Directions for this task
For each line below that contains the string "name", copy that line.

►

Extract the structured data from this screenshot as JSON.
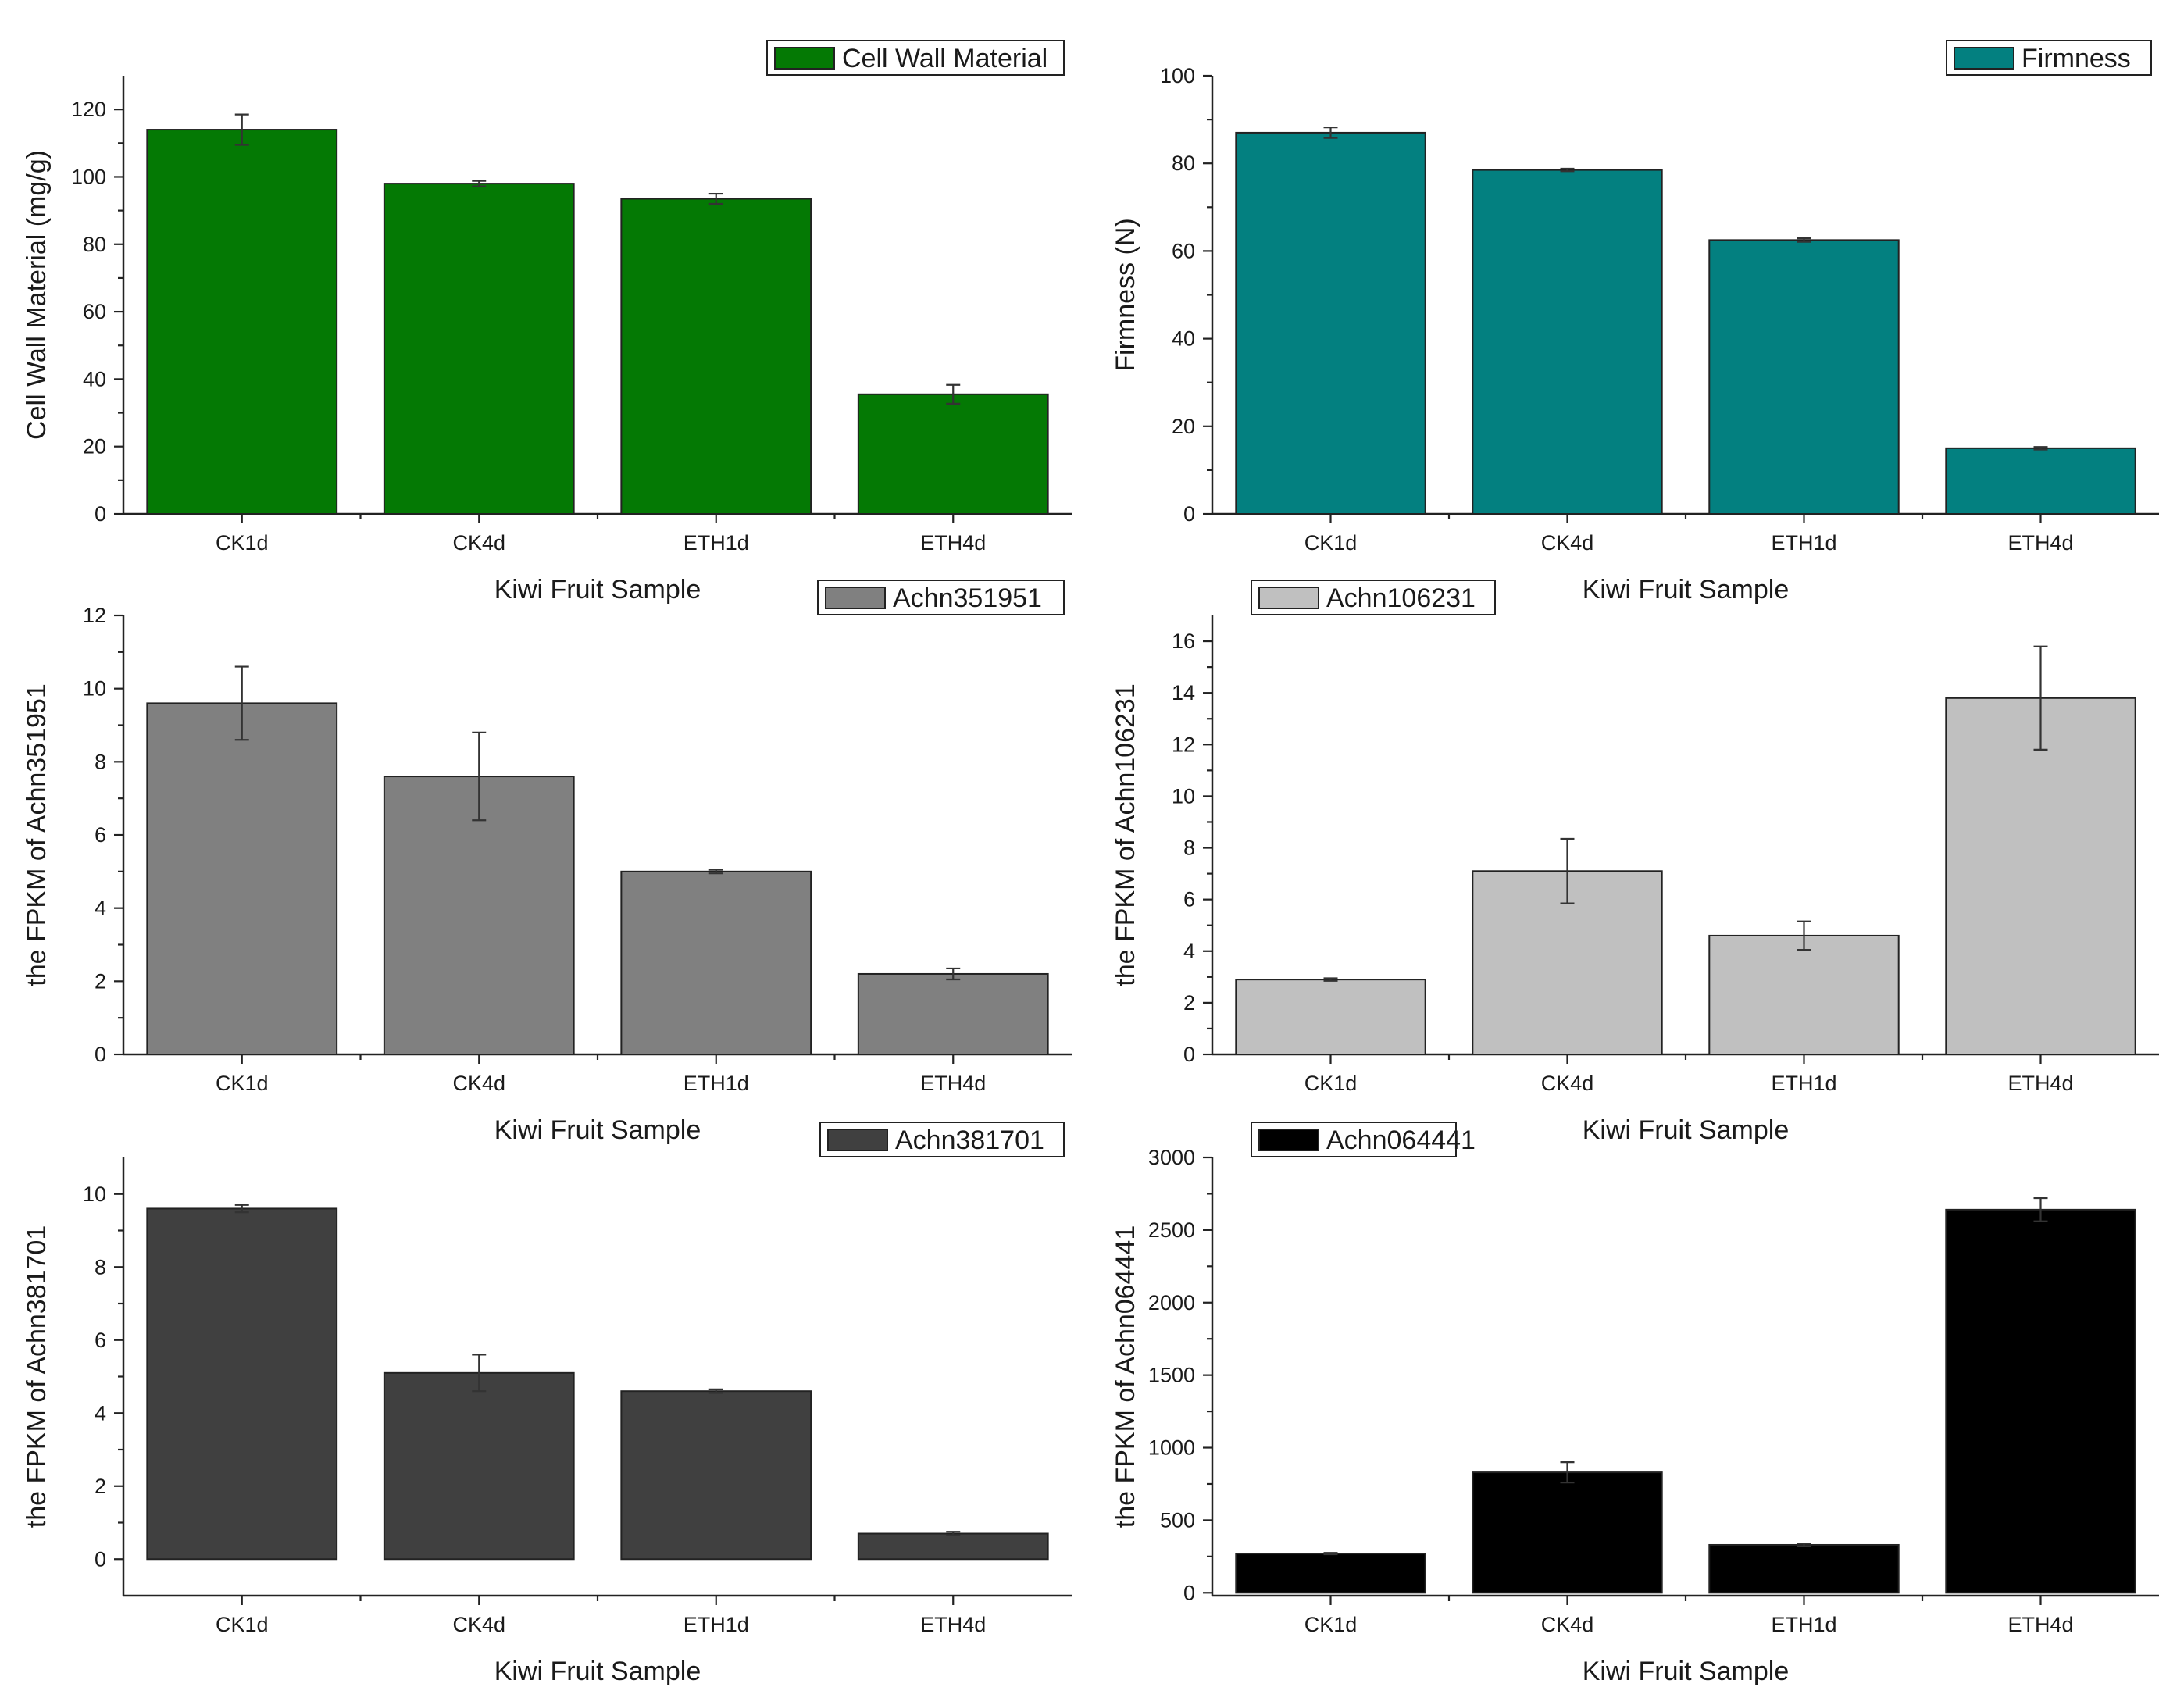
{
  "chart_data": [
    {
      "type": "bar",
      "title": "",
      "categories": [
        "CK1d",
        "CK4d",
        "ETH1d",
        "ETH4d"
      ],
      "series": [
        {
          "name": "Cell Wall Material",
          "values": [
            114,
            98,
            93.5,
            35.5
          ],
          "errors": [
            4.5,
            0.8,
            1.5,
            2.8
          ]
        }
      ],
      "xlabel": "Kiwi Fruit Sample",
      "ylabel": "Cell Wall Material (mg/g)",
      "ylim": [
        0,
        130
      ],
      "yticks": [
        0,
        20,
        40,
        60,
        80,
        100,
        120
      ],
      "color": "#047904",
      "legend": "top-right"
    },
    {
      "type": "bar",
      "title": "",
      "categories": [
        "CK1d",
        "CK4d",
        "ETH1d",
        "ETH4d"
      ],
      "series": [
        {
          "name": "Firmness",
          "values": [
            87,
            78.5,
            62.5,
            15
          ],
          "errors": [
            1.2,
            0.3,
            0.4,
            0.3
          ]
        }
      ],
      "xlabel": "Kiwi Fruit Sample",
      "ylabel": "Firmness (N)",
      "ylim": [
        0,
        100
      ],
      "yticks": [
        0,
        20,
        40,
        60,
        80,
        100
      ],
      "color": "#038080",
      "legend": "top-right"
    },
    {
      "type": "bar",
      "title": "",
      "categories": [
        "CK1d",
        "CK4d",
        "ETH1d",
        "ETH4d"
      ],
      "series": [
        {
          "name": "Achn351951",
          "values": [
            9.6,
            7.6,
            5.0,
            2.2
          ],
          "errors": [
            1.0,
            1.2,
            0.05,
            0.15
          ]
        }
      ],
      "xlabel": "Kiwi Fruit Sample",
      "ylabel": "the FPKM of Achn351951",
      "ylim": [
        0,
        12
      ],
      "yticks": [
        0,
        2,
        4,
        6,
        8,
        10,
        12
      ],
      "color": "#808080",
      "legend": "top-right"
    },
    {
      "type": "bar",
      "title": "",
      "categories": [
        "CK1d",
        "CK4d",
        "ETH1d",
        "ETH4d"
      ],
      "series": [
        {
          "name": "Achn106231",
          "values": [
            2.9,
            7.1,
            4.6,
            13.8
          ],
          "errors": [
            0.05,
            1.25,
            0.55,
            2.0
          ]
        }
      ],
      "xlabel": "Kiwi Fruit Sample",
      "ylabel": "the FPKM of Achn106231",
      "ylim": [
        0,
        17
      ],
      "yticks": [
        0,
        2,
        4,
        6,
        8,
        10,
        12,
        14,
        16
      ],
      "color": "#c0c0c0",
      "legend": "top-left"
    },
    {
      "type": "bar",
      "title": "",
      "categories": [
        "CK1d",
        "CK4d",
        "ETH1d",
        "ETH4d"
      ],
      "series": [
        {
          "name": "Achn381701",
          "values": [
            9.6,
            5.1,
            4.6,
            0.7
          ],
          "errors": [
            0.1,
            0.5,
            0.05,
            0.05
          ]
        }
      ],
      "xlabel": "Kiwi Fruit Sample",
      "ylabel": "the FPKM of Achn381701",
      "ylim": [
        -1,
        11
      ],
      "yticks": [
        0,
        2,
        4,
        6,
        8,
        10
      ],
      "color": "#404040",
      "legend": "top-right"
    },
    {
      "type": "bar",
      "title": "",
      "categories": [
        "CK1d",
        "CK4d",
        "ETH1d",
        "ETH4d"
      ],
      "series": [
        {
          "name": "Achn064441",
          "values": [
            270,
            830,
            330,
            2640
          ],
          "errors": [
            5,
            70,
            10,
            80
          ]
        }
      ],
      "xlabel": "Kiwi Fruit Sample",
      "ylabel": "the FPKM of Achn064441",
      "ylim": [
        -20,
        3000
      ],
      "yticks": [
        0,
        500,
        1000,
        1500,
        2000,
        2500,
        3000
      ],
      "color": "#000000",
      "legend": "top-left"
    }
  ]
}
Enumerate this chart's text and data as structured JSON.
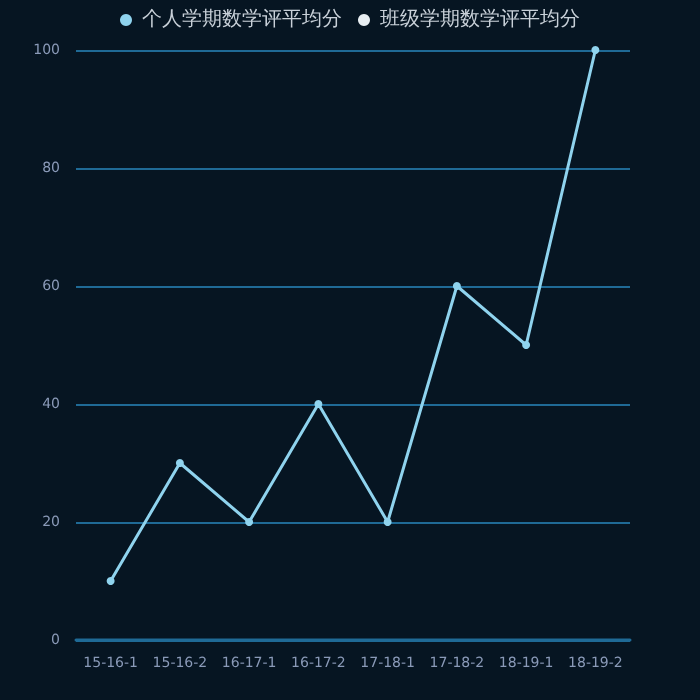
{
  "chart_data": {
    "type": "line",
    "categories": [
      "15-16-1",
      "15-16-2",
      "16-17-1",
      "16-17-2",
      "17-18-1",
      "17-18-2",
      "18-19-1",
      "18-19-2"
    ],
    "series": [
      {
        "name": "个人学期数学评平均分",
        "color": "#8fd3ee",
        "values": [
          10,
          30,
          20,
          40,
          20,
          60,
          50,
          100
        ]
      },
      {
        "name": "班级学期数学评平均分",
        "color": "#e8eef2",
        "values": [
          null,
          null,
          null,
          null,
          null,
          null,
          null,
          null
        ]
      }
    ],
    "ylim": [
      0,
      100
    ],
    "yticks": [
      0,
      20,
      40,
      60,
      80,
      100
    ],
    "grid": "y",
    "legend": "top",
    "marker": "circle",
    "line_style": "solid"
  }
}
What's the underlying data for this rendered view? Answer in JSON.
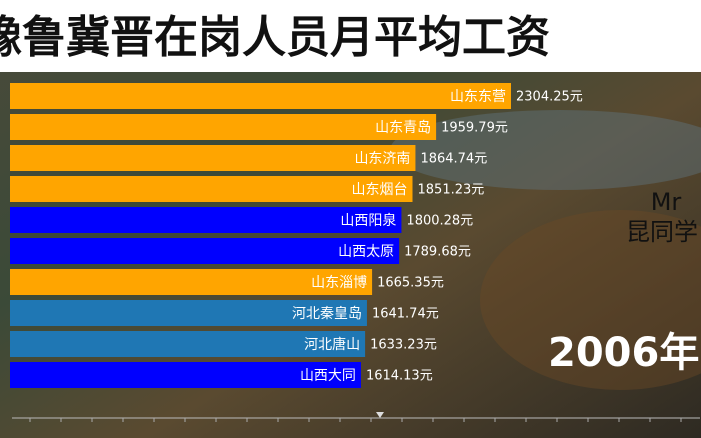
{
  "chart_data": {
    "type": "bar",
    "orientation": "horizontal",
    "title": "豫鲁冀晋在岗人员月平均工资",
    "year_label": "2006年",
    "watermark": [
      "Mr",
      "昆同学"
    ],
    "categories": [
      "山东东营",
      "山东青岛",
      "山东济南",
      "山东烟台",
      "山西阳泉",
      "山西太原",
      "山东淄博",
      "河北秦皇岛",
      "河北唐山",
      "山西大同"
    ],
    "values": [
      2304.25,
      1959.79,
      1864.74,
      1851.23,
      1800.28,
      1789.68,
      1665.35,
      1641.74,
      1633.23,
      1614.13
    ],
    "value_labels": [
      "2304.25元",
      "1959.79元",
      "1864.74元",
      "1851.23元",
      "1800.28元",
      "1789.68元",
      "1665.35元",
      "1641.74元",
      "1633.23元",
      "1614.13元"
    ],
    "colors": [
      "#ffa500",
      "#ffa500",
      "#ffa500",
      "#ffa500",
      "#0000ff",
      "#0000ff",
      "#ffa500",
      "#1f77b4",
      "#1f77b4",
      "#0000ff"
    ]
  }
}
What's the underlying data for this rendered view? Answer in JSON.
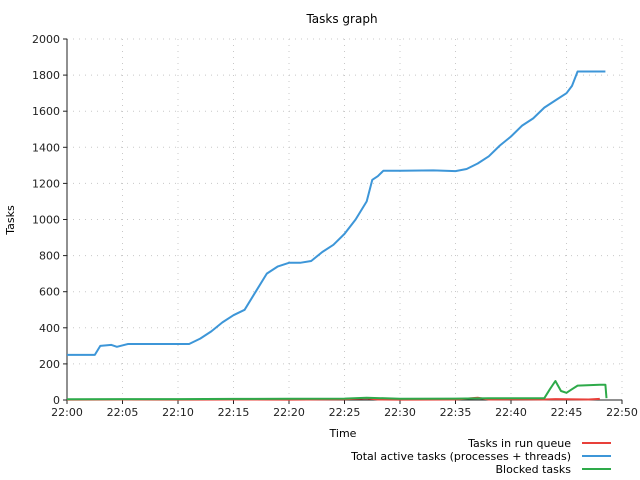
{
  "chart_data": {
    "type": "line",
    "title": "Tasks graph",
    "xlabel": "Time",
    "ylabel": "Tasks",
    "grid": true,
    "legend_position": "bottom-right",
    "xlim": [
      "22:00",
      "22:50"
    ],
    "ylim": [
      0,
      2000
    ],
    "x_ticks": [
      "22:00",
      "22:05",
      "22:10",
      "22:15",
      "22:20",
      "22:25",
      "22:30",
      "22:35",
      "22:40",
      "22:45",
      "22:50"
    ],
    "y_ticks": [
      0,
      200,
      400,
      600,
      800,
      1000,
      1200,
      1400,
      1600,
      1800,
      2000
    ],
    "series": [
      {
        "name": "Tasks in run queue",
        "color": "#e8403a",
        "points": [
          [
            "22:00",
            2
          ],
          [
            "22:05",
            3
          ],
          [
            "22:10",
            2
          ],
          [
            "22:15",
            3
          ],
          [
            "22:20",
            2
          ],
          [
            "22:25",
            4
          ],
          [
            "22:27",
            10
          ],
          [
            "22:28",
            3
          ],
          [
            "22:30",
            2
          ],
          [
            "22:35",
            3
          ],
          [
            "22:37",
            12
          ],
          [
            "22:38",
            3
          ],
          [
            "22:40",
            4
          ],
          [
            "22:43",
            3
          ],
          [
            "22:44",
            5
          ],
          [
            "22:45",
            4
          ],
          [
            "22:47",
            3
          ],
          [
            "22:48",
            6
          ]
        ]
      },
      {
        "name": "Total active tasks (processes + threads)",
        "color": "#3d96d8",
        "points": [
          [
            "22:00",
            250
          ],
          [
            "22:02.5",
            250
          ],
          [
            "22:03",
            300
          ],
          [
            "22:04",
            305
          ],
          [
            "22:04.5",
            295
          ],
          [
            "22:05.5",
            310
          ],
          [
            "22:08",
            310
          ],
          [
            "22:11",
            310
          ],
          [
            "22:12",
            340
          ],
          [
            "22:13",
            380
          ],
          [
            "22:14",
            430
          ],
          [
            "22:15",
            470
          ],
          [
            "22:16",
            500
          ],
          [
            "22:17",
            600
          ],
          [
            "22:18",
            700
          ],
          [
            "22:19",
            740
          ],
          [
            "22:20",
            760
          ],
          [
            "22:21",
            760
          ],
          [
            "22:22",
            770
          ],
          [
            "22:23",
            820
          ],
          [
            "22:24",
            860
          ],
          [
            "22:25",
            920
          ],
          [
            "22:26",
            1000
          ],
          [
            "22:27",
            1100
          ],
          [
            "22:27.5",
            1220
          ],
          [
            "22:28",
            1240
          ],
          [
            "22:28.5",
            1270
          ],
          [
            "22:30",
            1270
          ],
          [
            "22:33",
            1272
          ],
          [
            "22:35",
            1268
          ],
          [
            "22:36",
            1280
          ],
          [
            "22:37",
            1310
          ],
          [
            "22:38",
            1350
          ],
          [
            "22:39",
            1410
          ],
          [
            "22:40",
            1460
          ],
          [
            "22:41",
            1520
          ],
          [
            "22:42",
            1560
          ],
          [
            "22:43",
            1620
          ],
          [
            "22:44",
            1660
          ],
          [
            "22:45",
            1700
          ],
          [
            "22:45.5",
            1740
          ],
          [
            "22:46",
            1820
          ],
          [
            "22:48.5",
            1820
          ]
        ]
      },
      {
        "name": "Blocked tasks",
        "color": "#2eaa4a",
        "points": [
          [
            "22:00",
            4
          ],
          [
            "22:05",
            5
          ],
          [
            "22:10",
            5
          ],
          [
            "22:15",
            6
          ],
          [
            "22:20",
            7
          ],
          [
            "22:25",
            8
          ],
          [
            "22:27",
            12
          ],
          [
            "22:30",
            7
          ],
          [
            "22:35",
            8
          ],
          [
            "22:38",
            10
          ],
          [
            "22:40",
            10
          ],
          [
            "22:43",
            10
          ],
          [
            "22:43.5",
            60
          ],
          [
            "22:44",
            105
          ],
          [
            "22:44.5",
            50
          ],
          [
            "22:45",
            40
          ],
          [
            "22:45.5",
            60
          ],
          [
            "22:46",
            80
          ],
          [
            "22:48",
            85
          ],
          [
            "22:48.5",
            85
          ],
          [
            "22:48.6",
            10
          ]
        ]
      }
    ]
  }
}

◄

Task result
          "name": "Cell Wall Material",
          "name": "Firmness",
          "name": "Achn351951",
          "name": "Achn106231",
          "name": "Achn381701",
          "name": "Achn064441",
        "name": "个人学期数学评平均分",
        "name": "班级学期数学评平均分",
        "name": "Tasks in run queue",
        "name": "Total active tasks (processes + threads)",
        "name": "Blocked tasks",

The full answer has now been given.